● **WHAT TO WORK ON**
Reproduce the records. Keep every word exact and include no images.

● **SOURCE RECORDS**
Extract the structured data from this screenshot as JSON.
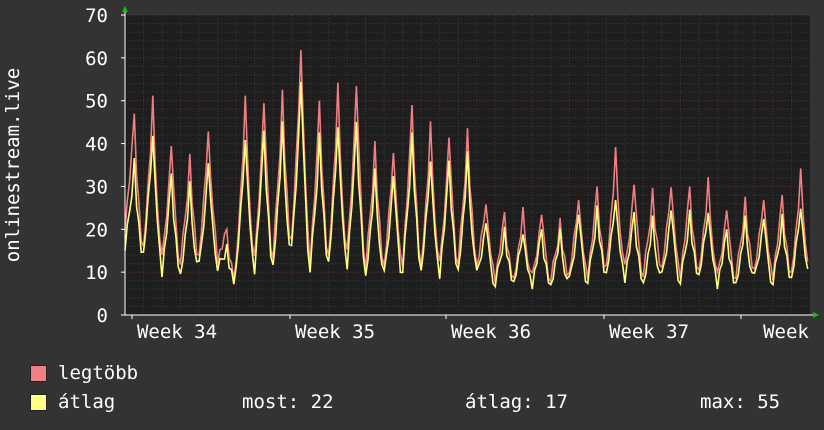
{
  "chart_data": {
    "type": "line",
    "ylabel": "onlinestream.live",
    "ylim": [
      0,
      70
    ],
    "yticks": [
      0,
      10,
      20,
      30,
      40,
      50,
      60,
      70
    ],
    "x_tick_labels": [
      "Week 34",
      "Week 35",
      "Week 36",
      "Week 37",
      "Week"
    ],
    "grid": true,
    "series": [
      {
        "name": "legtöbb",
        "color": "#f07f82",
        "daily_peaks": [
          47,
          50,
          40,
          37,
          44,
          20,
          50,
          50,
          52,
          63,
          50,
          53,
          54,
          40,
          39,
          49,
          44,
          42,
          43,
          27,
          24,
          24,
          24,
          22,
          28,
          30,
          38,
          31,
          29,
          31,
          30,
          31,
          25,
          27,
          28,
          28,
          33
        ],
        "daily_mins": [
          16,
          10,
          8,
          8,
          8,
          12,
          6,
          6,
          7,
          9,
          6,
          7,
          7,
          6,
          6,
          6,
          6,
          6,
          7,
          8,
          6,
          6,
          6,
          6,
          6,
          6,
          7,
          7,
          6,
          7,
          6,
          7,
          6,
          6,
          7,
          6,
          6
        ]
      },
      {
        "name": "átlag",
        "color": "#ffff80",
        "daily_peaks": [
          36,
          43,
          33,
          30,
          36,
          16,
          42,
          43,
          44,
          55,
          42,
          45,
          45,
          33,
          33,
          42,
          37,
          36,
          37,
          22,
          20,
          20,
          20,
          19,
          24,
          25,
          28,
          24,
          22,
          25,
          24,
          25,
          20,
          22,
          23,
          23,
          26
        ],
        "daily_mins": [
          12,
          9,
          6,
          6,
          7,
          10,
          5,
          5,
          6,
          8,
          5,
          6,
          6,
          5,
          5,
          5,
          5,
          5,
          6,
          7,
          5,
          5,
          5,
          5,
          5,
          5,
          6,
          6,
          5,
          6,
          5,
          6,
          5,
          5,
          6,
          5,
          5
        ]
      }
    ],
    "legend": [
      {
        "name": "legtöbb",
        "color": "#f07f82"
      },
      {
        "name": "átlag",
        "color": "#ffff80"
      }
    ],
    "stats": {
      "most_label": "most:",
      "most_value": "22",
      "atlag_label": "átlag:",
      "atlag_value": "17",
      "max_label": "max:",
      "max_value": "55"
    }
  }
}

● **SOLUTION**
Extract the structured data from this screenshot as JSON.
{
  "chart_data": {
    "type": "line",
    "ylabel": "onlinestream.live",
    "ylim": [
      0,
      70
    ],
    "yticks": [
      0,
      10,
      20,
      30,
      40,
      50,
      60,
      70
    ],
    "x_tick_labels": [
      "Week 34",
      "Week 35",
      "Week 36",
      "Week 37",
      "Week"
    ],
    "grid": true,
    "series": [
      {
        "name": "legtöbb",
        "color": "#f07f82",
        "daily_peaks": [
          47,
          50,
          40,
          37,
          44,
          20,
          50,
          50,
          52,
          63,
          50,
          53,
          54,
          40,
          39,
          49,
          44,
          42,
          43,
          27,
          24,
          24,
          24,
          22,
          28,
          30,
          38,
          31,
          29,
          31,
          30,
          31,
          25,
          27,
          28,
          28,
          33
        ],
        "daily_mins": [
          16,
          10,
          8,
          8,
          8,
          12,
          6,
          6,
          7,
          9,
          6,
          7,
          7,
          6,
          6,
          6,
          6,
          6,
          7,
          8,
          6,
          6,
          6,
          6,
          6,
          6,
          7,
          7,
          6,
          7,
          6,
          7,
          6,
          6,
          7,
          6,
          6
        ]
      },
      {
        "name": "átlag",
        "color": "#ffff80",
        "daily_peaks": [
          36,
          43,
          33,
          30,
          36,
          16,
          42,
          43,
          44,
          55,
          42,
          45,
          45,
          33,
          33,
          42,
          37,
          36,
          37,
          22,
          20,
          20,
          20,
          19,
          24,
          25,
          28,
          24,
          22,
          25,
          24,
          25,
          20,
          22,
          23,
          23,
          26
        ],
        "daily_mins": [
          12,
          9,
          6,
          6,
          7,
          10,
          5,
          5,
          6,
          8,
          5,
          6,
          6,
          5,
          5,
          5,
          5,
          5,
          6,
          7,
          5,
          5,
          5,
          5,
          5,
          5,
          6,
          6,
          5,
          6,
          5,
          6,
          5,
          5,
          6,
          5,
          5
        ]
      }
    ],
    "legend": [
      {
        "name": "legtöbb",
        "color": "#f07f82"
      },
      {
        "name": "átlag",
        "color": "#ffff80"
      }
    ],
    "stats": {
      "most_label": "most:",
      "most_value": "22",
      "atlag_label": "átlag:",
      "atlag_value": "17",
      "max_label": "max:",
      "max_value": "55"
    }
  }
}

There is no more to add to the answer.